(Raw records)
******

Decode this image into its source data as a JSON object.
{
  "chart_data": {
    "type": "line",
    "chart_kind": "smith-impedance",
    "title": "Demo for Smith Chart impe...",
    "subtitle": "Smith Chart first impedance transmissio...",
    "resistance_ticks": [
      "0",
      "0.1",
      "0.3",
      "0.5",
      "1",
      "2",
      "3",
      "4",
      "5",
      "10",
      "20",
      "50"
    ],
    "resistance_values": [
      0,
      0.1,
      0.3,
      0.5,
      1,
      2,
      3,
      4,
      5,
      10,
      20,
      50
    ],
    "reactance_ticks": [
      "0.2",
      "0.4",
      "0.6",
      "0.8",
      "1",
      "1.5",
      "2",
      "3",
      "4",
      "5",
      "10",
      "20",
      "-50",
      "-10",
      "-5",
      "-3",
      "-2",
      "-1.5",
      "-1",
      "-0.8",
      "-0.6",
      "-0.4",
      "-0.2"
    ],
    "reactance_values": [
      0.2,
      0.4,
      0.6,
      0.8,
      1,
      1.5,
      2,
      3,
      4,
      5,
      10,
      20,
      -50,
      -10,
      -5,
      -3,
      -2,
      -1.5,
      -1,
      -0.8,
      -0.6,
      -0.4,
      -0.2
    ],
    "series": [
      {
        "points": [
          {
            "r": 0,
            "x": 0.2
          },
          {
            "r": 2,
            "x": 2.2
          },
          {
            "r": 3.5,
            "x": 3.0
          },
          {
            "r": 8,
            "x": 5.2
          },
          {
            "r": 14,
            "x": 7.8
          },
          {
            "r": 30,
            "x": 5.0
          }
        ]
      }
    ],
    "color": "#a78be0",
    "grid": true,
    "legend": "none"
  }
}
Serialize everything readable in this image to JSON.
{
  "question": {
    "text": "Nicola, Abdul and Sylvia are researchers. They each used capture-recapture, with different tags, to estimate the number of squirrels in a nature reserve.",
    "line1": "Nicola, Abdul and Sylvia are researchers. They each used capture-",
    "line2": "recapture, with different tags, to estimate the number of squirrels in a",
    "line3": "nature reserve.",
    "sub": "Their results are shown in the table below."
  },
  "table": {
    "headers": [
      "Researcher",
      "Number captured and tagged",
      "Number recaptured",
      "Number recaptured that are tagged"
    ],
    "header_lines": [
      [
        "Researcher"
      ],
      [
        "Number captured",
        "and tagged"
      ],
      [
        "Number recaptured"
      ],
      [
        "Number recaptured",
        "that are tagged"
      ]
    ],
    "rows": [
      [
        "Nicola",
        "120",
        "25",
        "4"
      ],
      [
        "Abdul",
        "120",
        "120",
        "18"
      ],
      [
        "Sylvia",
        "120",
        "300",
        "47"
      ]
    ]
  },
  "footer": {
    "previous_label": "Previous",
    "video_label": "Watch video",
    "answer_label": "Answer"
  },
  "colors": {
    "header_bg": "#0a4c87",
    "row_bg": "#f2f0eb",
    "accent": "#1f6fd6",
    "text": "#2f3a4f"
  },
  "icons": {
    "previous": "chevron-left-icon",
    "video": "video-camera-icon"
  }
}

******

WHAT IS BEING ASKED> Print nothing but the lines from the line with "Serialize everything readable" to the last line of the records above. Both of those lines count.

EXPECTED ANSWER>
Serialize everything readable in this image to JSON.
{
  "question": {
    "text": "Nicola, Abdul and Sylvia are researchers. They each used capture-recapture, with different tags, to estimate the number of squirrels in a nature reserve.",
    "line1": "Nicola, Abdul and Sylvia are researchers. They each used capture-",
    "line2": "recapture, with different tags, to estimate the number of squirrels in a",
    "line3": "nature reserve.",
    "sub": "Their results are shown in the table below."
  },
  "table": {
    "headers": [
      "Researcher",
      "Number captured and tagged",
      "Number recaptured",
      "Number recaptured that are tagged"
    ],
    "header_lines": [
      [
        "Researcher"
      ],
      [
        "Number captured",
        "and tagged"
      ],
      [
        "Number recaptured"
      ],
      [
        "Number recaptured",
        "that are tagged"
      ]
    ],
    "rows": [
      [
        "Nicola",
        "120",
        "25",
        "4"
      ],
      [
        "Abdul",
        "120",
        "120",
        "18"
      ],
      [
        "Sylvia",
        "120",
        "300",
        "47"
      ]
    ]
  },
  "footer": {
    "previous_label": "Previous",
    "video_label": "Watch video",
    "answer_label": "Answer"
  },
  "colors": {
    "header_bg": "#0a4c87",
    "row_bg": "#f2f0eb",
    "accent": "#1f6fd6",
    "text": "#2f3a4f"
  },
  "icons": {
    "previous": "chevron-left-icon",
    "video": "video-camera-icon"
  }
}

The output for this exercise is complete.